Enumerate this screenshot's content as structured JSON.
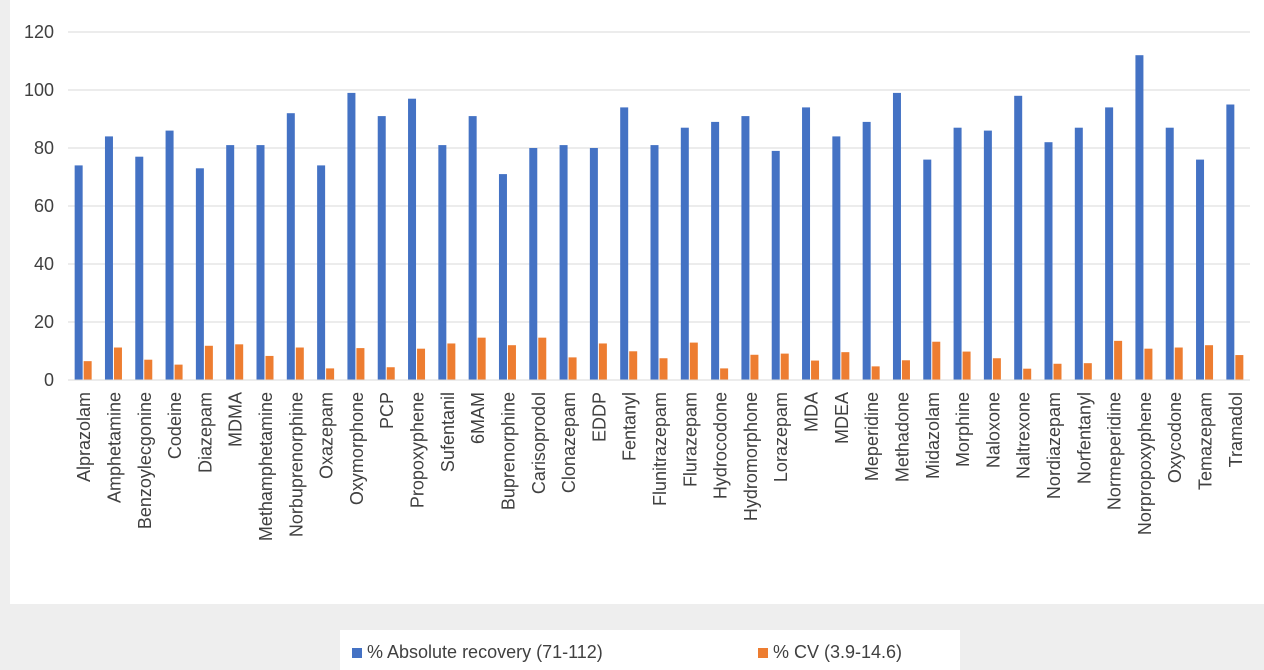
{
  "chart_data": {
    "type": "bar",
    "title": "",
    "xlabel": "",
    "ylabel": "",
    "ylim": [
      0,
      120
    ],
    "yticks": [
      0,
      20,
      40,
      60,
      80,
      100,
      120
    ],
    "grid": true,
    "legend_position": "bottom",
    "categories": [
      "Alprazolam",
      "Amphetamine",
      "Benzoylecgonine",
      "Codeine",
      "Diazepam",
      "MDMA",
      "Methamphetamine",
      "Norbuprenorphine",
      "Oxazepam",
      "Oxymorphone",
      "PCP",
      "Propoxyphene",
      "Sufentanil",
      "6MAM",
      "Buprenorphine",
      "Carisoprodol",
      "Clonazepam",
      "EDDP",
      "Fentanyl",
      "Flunitrazepam",
      "Flurazepam",
      "Hydrocodone",
      "Hydromorphone",
      "Lorazepam",
      "MDA",
      "MDEA",
      "Meperidine",
      "Methadone",
      "Midazolam",
      "Morphine",
      "Naloxone",
      "Naltrexone",
      "Nordiazepam",
      "Norfentanyl",
      "Normeperidine",
      "Norpropoxyphene",
      "Oxycodone",
      "Temazepam",
      "Tramadol"
    ],
    "series": [
      {
        "name": "% Absolute recovery (71-112)",
        "color": "#4472C4",
        "values": [
          74,
          84,
          77,
          86,
          73,
          81,
          81,
          92,
          74,
          99,
          91,
          97,
          81,
          91,
          71,
          80,
          81,
          80,
          94,
          81,
          87,
          89,
          91,
          79,
          94,
          84,
          89,
          99,
          76,
          87,
          86,
          98,
          82,
          87,
          94,
          112,
          87,
          76,
          95
        ]
      },
      {
        "name": "% CV (3.9-14.6)",
        "color": "#ED7D31",
        "values": [
          6.5,
          11.2,
          7.0,
          5.3,
          11.8,
          12.3,
          8.3,
          11.2,
          4.0,
          11.0,
          4.4,
          10.8,
          12.6,
          14.6,
          12.0,
          14.6,
          7.8,
          12.6,
          9.9,
          7.5,
          12.9,
          4.0,
          8.7,
          9.1,
          6.7,
          9.6,
          4.7,
          6.8,
          13.2,
          9.8,
          7.5,
          3.9,
          5.6,
          5.8,
          13.5,
          10.8,
          11.2,
          12.0,
          8.6
        ]
      }
    ]
  }
}
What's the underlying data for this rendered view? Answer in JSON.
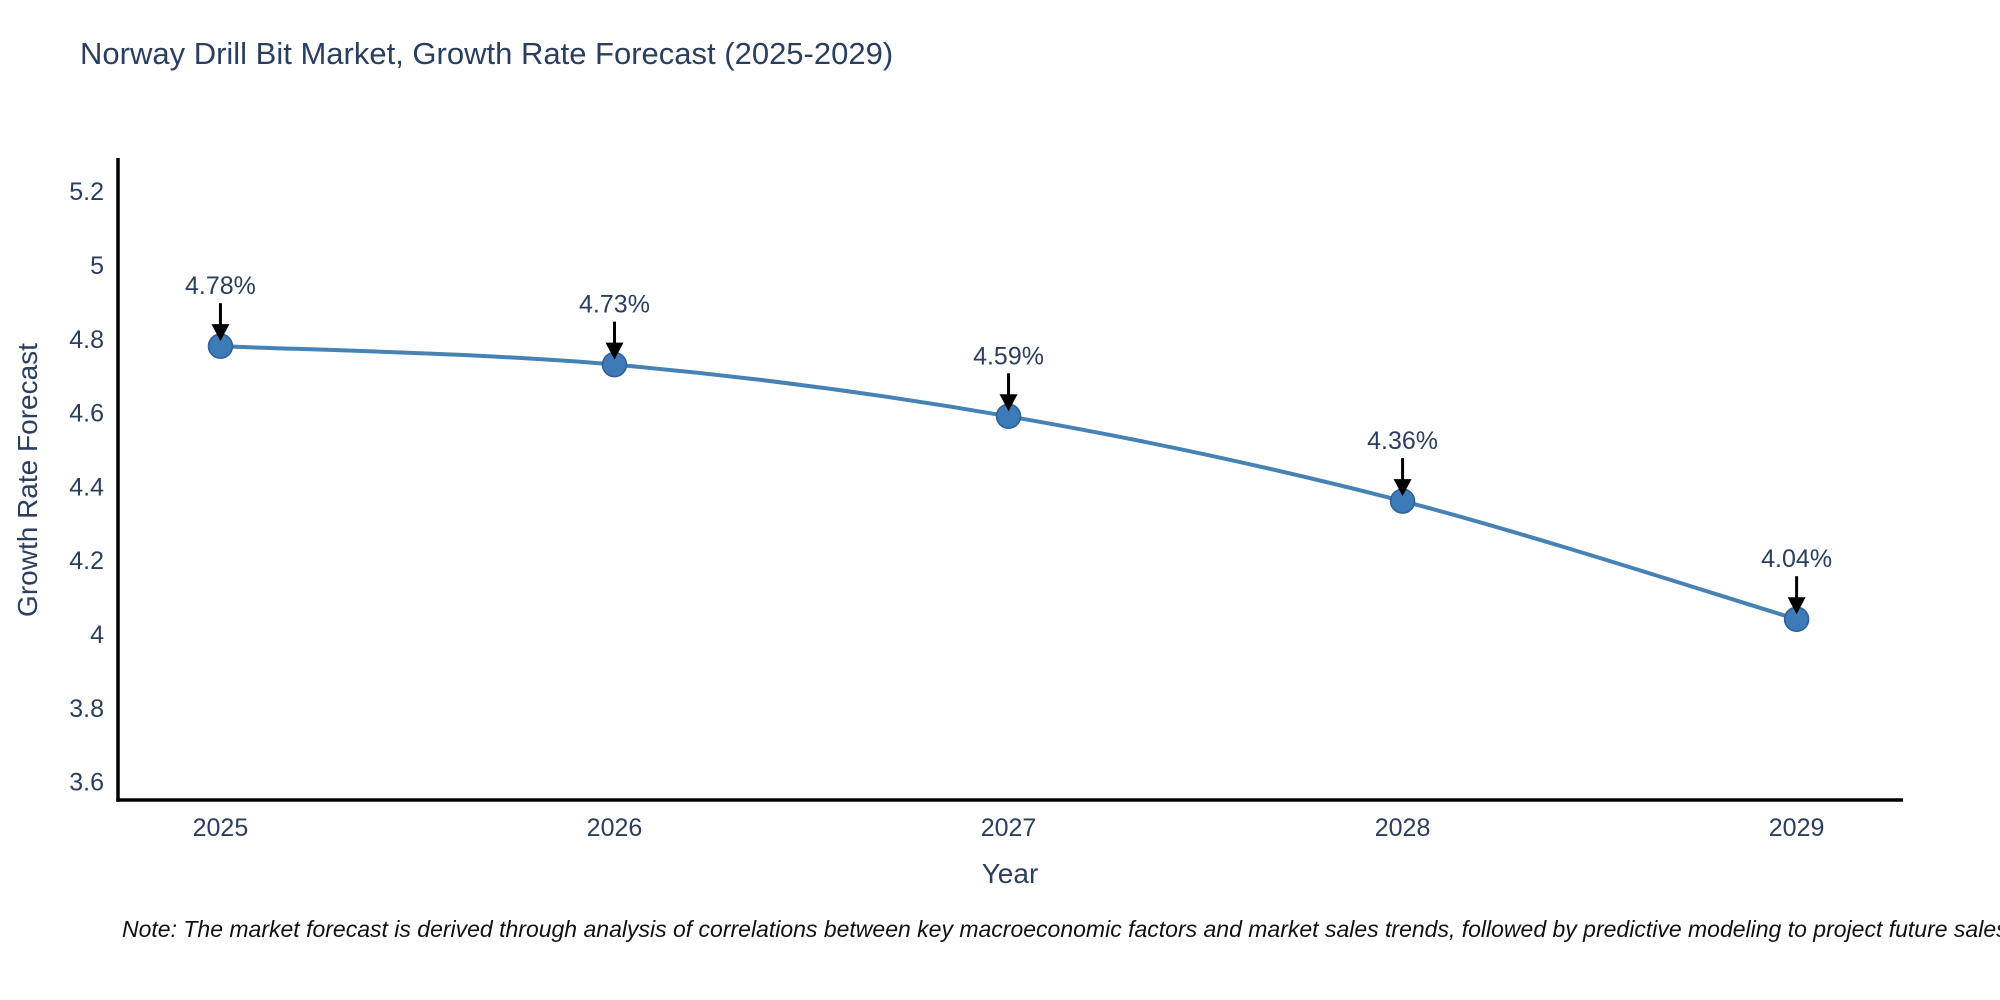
{
  "page": {
    "background": "#ffffff"
  },
  "chart_data": {
    "type": "line",
    "title": "Norway Drill Bit Market, Growth Rate Forecast (2025-2029)",
    "xlabel": "Year",
    "ylabel": "Growth Rate Forecast",
    "x": [
      2025,
      2026,
      2027,
      2028,
      2029
    ],
    "series": [
      {
        "name": "Growth Rate Forecast",
        "values": [
          4.78,
          4.73,
          4.59,
          4.36,
          4.04
        ],
        "point_labels": [
          "4.78%",
          "4.73%",
          "4.59%",
          "4.36%",
          "4.04%"
        ]
      }
    ],
    "x_tick_labels": [
      "2025",
      "2026",
      "2027",
      "2028",
      "2029"
    ],
    "y_ticks": [
      3.6,
      3.8,
      4,
      4.2,
      4.4,
      4.6,
      4.8,
      5,
      5.2
    ],
    "y_tick_labels": [
      "3.6",
      "3.8",
      "4",
      "4.2",
      "4.4",
      "4.6",
      "4.8",
      "5",
      "5.2"
    ],
    "xlim": [
      2024.74,
      2029.27
    ],
    "ylim": [
      3.55,
      5.29
    ],
    "grid": false,
    "legend_position": "none",
    "line_shape": "spline",
    "annotations_have_arrows": true,
    "colors": {
      "line": "#4682b4",
      "marker_fill": "#3d7ab8",
      "marker_edge": "#2e5f94",
      "axis_line": "#000000",
      "tick_text": "#2a3f5f",
      "title_text": "#2a3f5f",
      "annotation_text": "#2a3f5f",
      "arrow": "#000000"
    }
  },
  "note": "Note: The market forecast is derived through analysis of correlations between key macroeconomic factors and market sales trends, followed by predictive modeling to project future sales"
}
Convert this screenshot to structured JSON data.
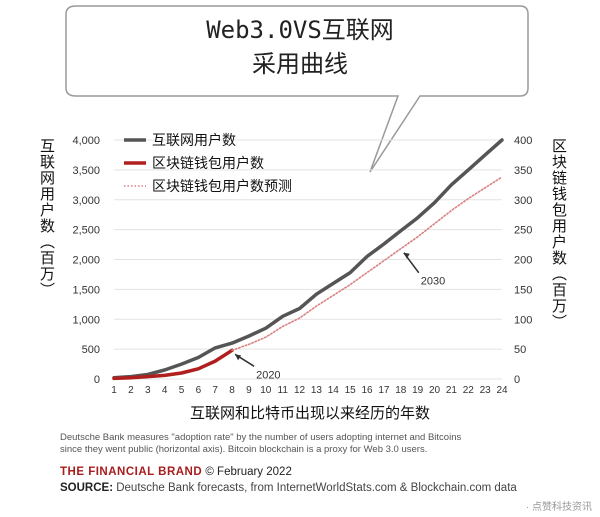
{
  "callout": {
    "line1": "Web3.0VS互联网",
    "line2": "采用曲线"
  },
  "axis_labels": {
    "left": "互联网用户数（百万）",
    "right": "区块链钱包用户数（百万）",
    "bottom": "互联网和比特币出现以来经历的年数"
  },
  "footnote": {
    "line1": "Deutsche Bank measures \"adoption rate\" by the number of users adopting internet and Bitcoins",
    "line2": "since they went public (horizontal axis). Bitcoin blockchain is a proxy for Web 3.0 users."
  },
  "brand": {
    "name": "THE FINANCIAL BRAND",
    "date": "© February 2022"
  },
  "source": {
    "label": "SOURCE:",
    "text": "Deutsche Bank forecasts, from InternetWorldStats.com & Blockchain.com data"
  },
  "watermark": "· 点赞科技资讯",
  "colors": {
    "internet": "#555555",
    "wallet": "#b01e1e",
    "forecast": "#d98080",
    "callout_bg": "#ffffff",
    "callout_border": "#9a9a9a"
  },
  "chart_data": {
    "type": "line",
    "x": [
      1,
      2,
      3,
      4,
      5,
      6,
      7,
      8,
      9,
      10,
      11,
      12,
      13,
      14,
      15,
      16,
      17,
      18,
      19,
      20,
      21,
      22,
      23,
      24
    ],
    "xlim": [
      1,
      24
    ],
    "x_ticks": [
      "1",
      "2",
      "3",
      "4",
      "5",
      "6",
      "7",
      "8",
      "9",
      "10",
      "11",
      "12",
      "13",
      "14",
      "15",
      "16",
      "17",
      "18",
      "19",
      "20",
      "21",
      "22",
      "23",
      "24"
    ],
    "y_left": {
      "ylim": [
        0,
        4000
      ],
      "ticks": [
        "0",
        "500",
        "1,000",
        "1,500",
        "2,000",
        "2,500",
        "3,000",
        "3,500",
        "4,000"
      ]
    },
    "y_right": {
      "ylim": [
        0,
        400
      ],
      "ticks": [
        "0",
        "50",
        "100",
        "150",
        "200",
        "250",
        "300",
        "350",
        "400"
      ]
    },
    "series": [
      {
        "name": "互联网用户数",
        "axis": "left",
        "style": "solid",
        "x": [
          1,
          2,
          3,
          4,
          5,
          6,
          7,
          8,
          9,
          10,
          11,
          12,
          13,
          14,
          15,
          16,
          17,
          18,
          19,
          20,
          21,
          22,
          23,
          24
        ],
        "values": [
          20,
          40,
          75,
          150,
          250,
          360,
          520,
          600,
          720,
          850,
          1050,
          1180,
          1420,
          1600,
          1780,
          2050,
          2260,
          2480,
          2700,
          2950,
          3250,
          3500,
          3750,
          4000
        ]
      },
      {
        "name": "区块链钱包用户数",
        "axis": "right",
        "style": "solid",
        "x": [
          1,
          2,
          3,
          4,
          5,
          6,
          7,
          8
        ],
        "values": [
          1,
          2,
          4,
          6,
          10,
          17,
          30,
          48
        ]
      },
      {
        "name": "区块链钱包用户数预测",
        "axis": "right",
        "style": "dotted",
        "x": [
          8,
          9,
          10,
          11,
          12,
          13,
          14,
          15,
          16,
          17,
          18,
          19,
          20,
          21,
          22,
          23,
          24
        ],
        "values": [
          48,
          58,
          70,
          88,
          102,
          122,
          140,
          158,
          178,
          198,
          218,
          238,
          260,
          282,
          302,
          320,
          338
        ]
      }
    ],
    "legend_position": "top-left",
    "annotations": [
      {
        "text": "2020",
        "x": 8,
        "series": "区块链钱包用户数"
      },
      {
        "text": "2030",
        "x": 18,
        "series": "区块链钱包用户数预测"
      }
    ]
  }
}
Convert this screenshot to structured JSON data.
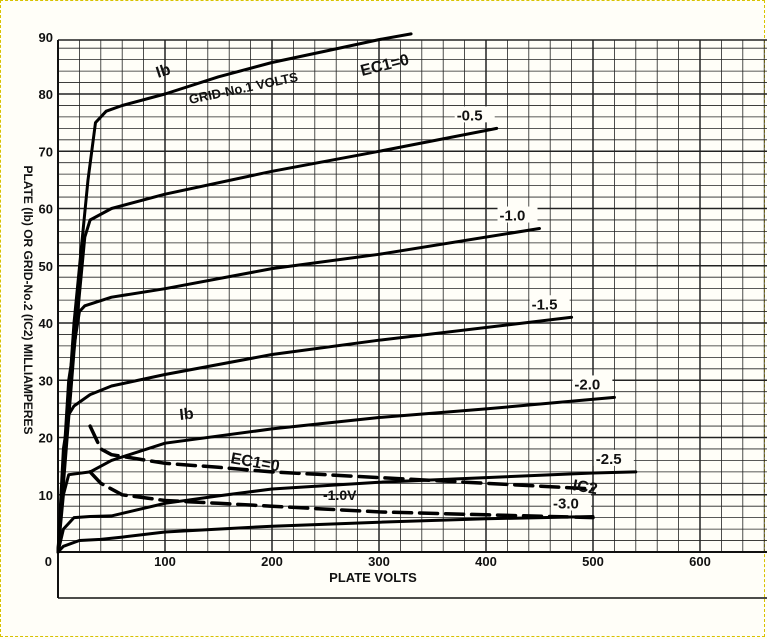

### What to work on
Return all lines of the material above in which the word "Deutsche" occurs.

### Written answer
    "line1": "Deutsche Bank measures \"adoption rate\" by the number of users adopting internet and Bitcoins",
    "text": "Deutsche Bank forecasts, from InternetWorldStats.com & Blockchain.com data"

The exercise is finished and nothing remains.